• _Directions for this task_
Show all lines holding the string "国土迅速扩大".

═══

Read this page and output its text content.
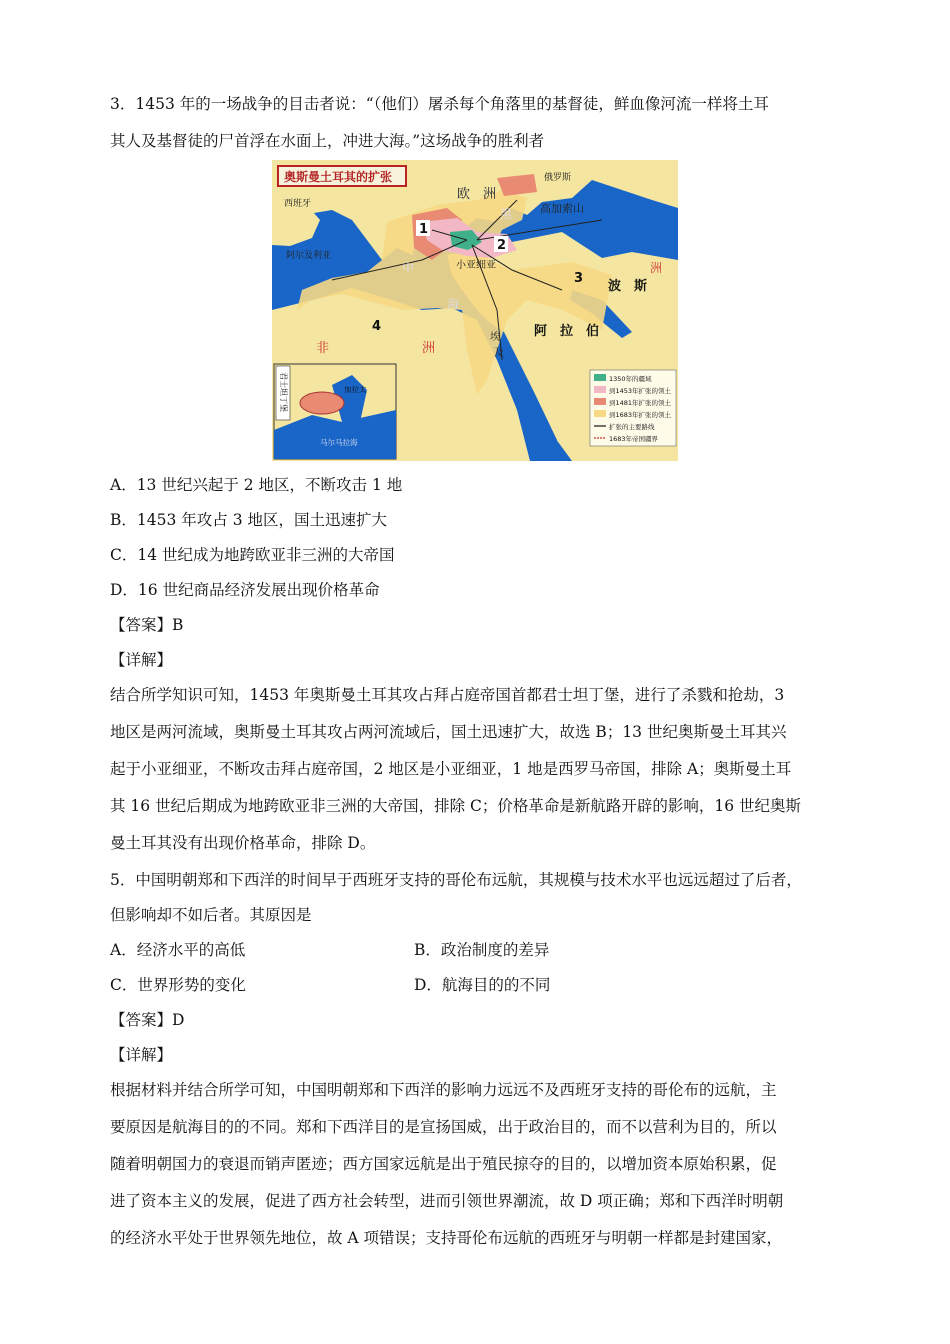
3．1453 年的一场战争的目击者说：“（他们）屠杀每个角落里的基督徒，鲜血像河流一样将土耳
其人及基督徒的尸首浮在水面上，冲进大海。”这场战争的胜利者
奥斯曼土耳其的扩张
欧　洲
俄罗斯
西班牙
阿尔及利亚
高加索山
小亚细亚
波　斯
阿　拉　伯
非	洲
洲
埃
及
中
海
黑
1
2
3
4
君士坦丁堡	加拉太
马尔马拉海
1350年的疆域
到1453年扩张的领土
到1481年扩张的领土
到1683年扩张的领土
扩张的主要路线
1683年帝国疆界
A．13 世纪兴起于 2 地区，不断攻击 1 地
B．1453 年攻占 3 地区，国土迅速扩大
C．14 世纪成为地跨欧亚非三洲的大帝国
D．16 世纪商品经济发展出现价格革命
【答案】B
【详解】
结合所学知识可知，1453 年奥斯曼土耳其攻占拜占庭帝国首都君士坦丁堡，进行了杀戮和抢劫，3
地区是两河流域，奥斯曼土耳其攻占两河流域后，国土迅速扩大，故选 B；13 世纪奥斯曼土耳其兴
起于小亚细亚，不断攻击拜占庭帝国，2 地区是小亚细亚，1 地是西罗马帝国，排除 A；奥斯曼土耳
其 16 世纪后期成为地跨欧亚非三洲的大帝国，排除 C；价格革命是新航路开辟的影响，16 世纪奥斯
曼土耳其没有出现价格革命，排除 D。
5．中国明朝郑和下西洋的时间早于西班牙支持的哥伦布远航，其规模与技术水平也远远超过了后者，
但影响却不如后者。其原因是
A．经济水平的高低	B．政治制度的差异
C．世界形势的变化	D．航海目的的不同
【答案】D
【详解】
根据材料并结合所学可知，中国明朝郑和下西洋的影响力远远不及西班牙支持的哥伦布的远航，主
要原因是航海目的的不同。郑和下西洋目的是宣扬国威，出于政治目的，而不以营利为目的，所以
随着明朝国力的衰退而销声匿迹；西方国家远航是出于殖民掠夺的目的，以增加资本原始积累，促
进了资本主义的发展，促进了西方社会转型，进而引领世界潮流，故 D 项正确；郑和下西洋时明朝
的经济水平处于世界领先地位，故 A 项错误；支持哥伦布远航的西班牙与明朝一样都是封建国家，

═══

• _Solution for this problem_
B．1453 年攻占 3 地区，国土迅速扩大
地区是两河流域，奥斯曼土耳其攻占两河流域后，国土迅速扩大，故选 B；13 世纪奥斯曼土耳其兴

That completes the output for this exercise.